> Requirements:
Extract the listing in its entirety, keeping each line identical to the original.
▬▬▬▬▬▬
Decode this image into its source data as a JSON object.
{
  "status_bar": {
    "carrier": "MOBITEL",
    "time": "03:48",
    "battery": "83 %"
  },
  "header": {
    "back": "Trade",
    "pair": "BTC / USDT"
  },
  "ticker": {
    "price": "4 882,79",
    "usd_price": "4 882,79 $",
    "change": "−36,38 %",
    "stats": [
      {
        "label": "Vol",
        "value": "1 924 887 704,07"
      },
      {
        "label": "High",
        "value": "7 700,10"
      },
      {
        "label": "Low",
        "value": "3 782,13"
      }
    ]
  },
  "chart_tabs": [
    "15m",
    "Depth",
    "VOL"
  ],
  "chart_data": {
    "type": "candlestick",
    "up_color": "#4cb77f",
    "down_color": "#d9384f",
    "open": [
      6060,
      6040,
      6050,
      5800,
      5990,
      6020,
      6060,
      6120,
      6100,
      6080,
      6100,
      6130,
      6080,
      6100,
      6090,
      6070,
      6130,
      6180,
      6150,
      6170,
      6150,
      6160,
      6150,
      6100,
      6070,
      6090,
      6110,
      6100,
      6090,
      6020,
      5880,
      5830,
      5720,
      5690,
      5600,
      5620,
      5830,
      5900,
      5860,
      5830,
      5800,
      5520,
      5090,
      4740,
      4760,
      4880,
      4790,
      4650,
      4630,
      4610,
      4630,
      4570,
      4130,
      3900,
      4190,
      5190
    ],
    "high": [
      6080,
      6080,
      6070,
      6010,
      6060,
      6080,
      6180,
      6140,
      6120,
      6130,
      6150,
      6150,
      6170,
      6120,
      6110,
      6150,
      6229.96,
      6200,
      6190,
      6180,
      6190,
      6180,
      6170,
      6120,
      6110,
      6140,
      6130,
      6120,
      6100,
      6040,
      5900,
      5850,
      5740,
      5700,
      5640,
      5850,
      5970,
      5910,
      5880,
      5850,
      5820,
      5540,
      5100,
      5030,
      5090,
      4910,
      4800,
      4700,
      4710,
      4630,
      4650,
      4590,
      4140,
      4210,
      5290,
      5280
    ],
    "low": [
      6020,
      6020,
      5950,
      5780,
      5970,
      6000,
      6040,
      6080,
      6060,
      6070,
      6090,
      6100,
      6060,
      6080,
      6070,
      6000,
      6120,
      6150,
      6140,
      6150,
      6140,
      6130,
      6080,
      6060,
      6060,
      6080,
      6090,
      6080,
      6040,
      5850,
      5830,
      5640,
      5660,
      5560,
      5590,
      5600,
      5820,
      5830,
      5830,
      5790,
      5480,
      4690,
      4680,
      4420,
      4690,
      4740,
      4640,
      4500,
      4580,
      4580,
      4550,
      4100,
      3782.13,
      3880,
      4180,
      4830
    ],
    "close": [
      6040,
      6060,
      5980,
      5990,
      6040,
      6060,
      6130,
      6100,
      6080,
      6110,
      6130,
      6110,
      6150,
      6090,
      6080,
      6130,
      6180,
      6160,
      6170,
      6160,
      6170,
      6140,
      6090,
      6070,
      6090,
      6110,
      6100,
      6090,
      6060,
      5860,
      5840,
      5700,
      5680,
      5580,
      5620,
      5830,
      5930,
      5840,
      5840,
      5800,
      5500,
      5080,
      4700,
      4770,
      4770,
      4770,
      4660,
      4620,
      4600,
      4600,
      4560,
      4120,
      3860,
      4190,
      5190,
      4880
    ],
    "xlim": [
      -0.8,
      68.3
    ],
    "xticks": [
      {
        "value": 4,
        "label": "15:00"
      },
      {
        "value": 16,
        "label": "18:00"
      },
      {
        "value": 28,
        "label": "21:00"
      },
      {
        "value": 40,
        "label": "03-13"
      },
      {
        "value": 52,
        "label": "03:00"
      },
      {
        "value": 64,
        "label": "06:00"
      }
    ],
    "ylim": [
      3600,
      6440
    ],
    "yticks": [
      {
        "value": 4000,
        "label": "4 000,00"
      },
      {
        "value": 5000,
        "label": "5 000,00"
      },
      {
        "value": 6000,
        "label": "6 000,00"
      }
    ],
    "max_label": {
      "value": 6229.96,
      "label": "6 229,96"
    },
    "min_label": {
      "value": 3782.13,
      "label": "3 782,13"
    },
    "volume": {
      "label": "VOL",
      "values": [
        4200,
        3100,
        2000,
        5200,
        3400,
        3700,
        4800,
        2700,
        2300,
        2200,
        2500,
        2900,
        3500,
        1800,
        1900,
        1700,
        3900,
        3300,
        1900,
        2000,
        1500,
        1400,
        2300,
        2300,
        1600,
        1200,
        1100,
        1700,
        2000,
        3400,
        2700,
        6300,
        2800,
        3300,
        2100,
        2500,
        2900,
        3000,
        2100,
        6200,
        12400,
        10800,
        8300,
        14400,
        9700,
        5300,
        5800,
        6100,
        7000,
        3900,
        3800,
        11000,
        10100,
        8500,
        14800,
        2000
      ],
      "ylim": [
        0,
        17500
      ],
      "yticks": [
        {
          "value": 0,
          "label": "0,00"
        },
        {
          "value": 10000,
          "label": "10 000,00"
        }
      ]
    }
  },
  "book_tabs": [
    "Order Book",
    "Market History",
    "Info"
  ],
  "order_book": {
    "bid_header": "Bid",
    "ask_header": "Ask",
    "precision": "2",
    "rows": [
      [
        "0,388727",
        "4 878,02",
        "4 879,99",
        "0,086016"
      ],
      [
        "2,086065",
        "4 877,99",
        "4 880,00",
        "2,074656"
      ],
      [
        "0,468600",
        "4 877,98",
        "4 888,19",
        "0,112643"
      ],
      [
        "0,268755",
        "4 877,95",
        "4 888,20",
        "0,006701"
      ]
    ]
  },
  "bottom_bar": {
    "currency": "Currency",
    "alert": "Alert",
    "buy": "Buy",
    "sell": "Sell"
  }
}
▬▬▬▬▬▬
> Response to this exercise:
Decode this image into its source data as a JSON object.
{
  "status_bar": {
    "carrier": "MOBITEL",
    "time": "03:48",
    "battery": "83 %"
  },
  "header": {
    "back": "Trade",
    "pair": "BTC / USDT"
  },
  "ticker": {
    "price": "4 882,79",
    "usd_price": "4 882,79 $",
    "change": "−36,38 %",
    "stats": [
      {
        "label": "Vol",
        "value": "1 924 887 704,07"
      },
      {
        "label": "High",
        "value": "7 700,10"
      },
      {
        "label": "Low",
        "value": "3 782,13"
      }
    ]
  },
  "chart_tabs": [
    "15m",
    "Depth",
    "VOL"
  ],
  "chart_data": {
    "type": "candlestick",
    "up_color": "#4cb77f",
    "down_color": "#d9384f",
    "open": [
      6060,
      6040,
      6050,
      5800,
      5990,
      6020,
      6060,
      6120,
      6100,
      6080,
      6100,
      6130,
      6080,
      6100,
      6090,
      6070,
      6130,
      6180,
      6150,
      6170,
      6150,
      6160,
      6150,
      6100,
      6070,
      6090,
      6110,
      6100,
      6090,
      6020,
      5880,
      5830,
      5720,
      5690,
      5600,
      5620,
      5830,
      5900,
      5860,
      5830,
      5800,
      5520,
      5090,
      4740,
      4760,
      4880,
      4790,
      4650,
      4630,
      4610,
      4630,
      4570,
      4130,
      3900,
      4190,
      5190
    ],
    "high": [
      6080,
      6080,
      6070,
      6010,
      6060,
      6080,
      6180,
      6140,
      6120,
      6130,
      6150,
      6150,
      6170,
      6120,
      6110,
      6150,
      6229.96,
      6200,
      6190,
      6180,
      6190,
      6180,
      6170,
      6120,
      6110,
      6140,
      6130,
      6120,
      6100,
      6040,
      5900,
      5850,
      5740,
      5700,
      5640,
      5850,
      5970,
      5910,
      5880,
      5850,
      5820,
      5540,
      5100,
      5030,
      5090,
      4910,
      4800,
      4700,
      4710,
      4630,
      4650,
      4590,
      4140,
      4210,
      5290,
      5280
    ],
    "low": [
      6020,
      6020,
      5950,
      5780,
      5970,
      6000,
      6040,
      6080,
      6060,
      6070,
      6090,
      6100,
      6060,
      6080,
      6070,
      6000,
      6120,
      6150,
      6140,
      6150,
      6140,
      6130,
      6080,
      6060,
      6060,
      6080,
      6090,
      6080,
      6040,
      5850,
      5830,
      5640,
      5660,
      5560,
      5590,
      5600,
      5820,
      5830,
      5830,
      5790,
      5480,
      4690,
      4680,
      4420,
      4690,
      4740,
      4640,
      4500,
      4580,
      4580,
      4550,
      4100,
      3782.13,
      3880,
      4180,
      4830
    ],
    "close": [
      6040,
      6060,
      5980,
      5990,
      6040,
      6060,
      6130,
      6100,
      6080,
      6110,
      6130,
      6110,
      6150,
      6090,
      6080,
      6130,
      6180,
      6160,
      6170,
      6160,
      6170,
      6140,
      6090,
      6070,
      6090,
      6110,
      6100,
      6090,
      6060,
      5860,
      5840,
      5700,
      5680,
      5580,
      5620,
      5830,
      5930,
      5840,
      5840,
      5800,
      5500,
      5080,
      4700,
      4770,
      4770,
      4770,
      4660,
      4620,
      4600,
      4600,
      4560,
      4120,
      3860,
      4190,
      5190,
      4880
    ],
    "xlim": [
      -0.8,
      68.3
    ],
    "xticks": [
      {
        "value": 4,
        "label": "15:00"
      },
      {
        "value": 16,
        "label": "18:00"
      },
      {
        "value": 28,
        "label": "21:00"
      },
      {
        "value": 40,
        "label": "03-13"
      },
      {
        "value": 52,
        "label": "03:00"
      },
      {
        "value": 64,
        "label": "06:00"
      }
    ],
    "ylim": [
      3600,
      6440
    ],
    "yticks": [
      {
        "value": 4000,
        "label": "4 000,00"
      },
      {
        "value": 5000,
        "label": "5 000,00"
      },
      {
        "value": 6000,
        "label": "6 000,00"
      }
    ],
    "max_label": {
      "value": 6229.96,
      "label": "6 229,96"
    },
    "min_label": {
      "value": 3782.13,
      "label": "3 782,13"
    },
    "volume": {
      "label": "VOL",
      "values": [
        4200,
        3100,
        2000,
        5200,
        3400,
        3700,
        4800,
        2700,
        2300,
        2200,
        2500,
        2900,
        3500,
        1800,
        1900,
        1700,
        3900,
        3300,
        1900,
        2000,
        1500,
        1400,
        2300,
        2300,
        1600,
        1200,
        1100,
        1700,
        2000,
        3400,
        2700,
        6300,
        2800,
        3300,
        2100,
        2500,
        2900,
        3000,
        2100,
        6200,
        12400,
        10800,
        8300,
        14400,
        9700,
        5300,
        5800,
        6100,
        7000,
        3900,
        3800,
        11000,
        10100,
        8500,
        14800,
        2000
      ],
      "ylim": [
        0,
        17500
      ],
      "yticks": [
        {
          "value": 0,
          "label": "0,00"
        },
        {
          "value": 10000,
          "label": "10 000,00"
        }
      ]
    }
  },
  "book_tabs": [
    "Order Book",
    "Market History",
    "Info"
  ],
  "order_book": {
    "bid_header": "Bid",
    "ask_header": "Ask",
    "precision": "2",
    "rows": [
      [
        "0,388727",
        "4 878,02",
        "4 879,99",
        "0,086016"
      ],
      [
        "2,086065",
        "4 877,99",
        "4 880,00",
        "2,074656"
      ],
      [
        "0,468600",
        "4 877,98",
        "4 888,19",
        "0,112643"
      ],
      [
        "0,268755",
        "4 877,95",
        "4 888,20",
        "0,006701"
      ]
    ]
  },
  "bottom_bar": {
    "currency": "Currency",
    "alert": "Alert",
    "buy": "Buy",
    "sell": "Sell"
  }
}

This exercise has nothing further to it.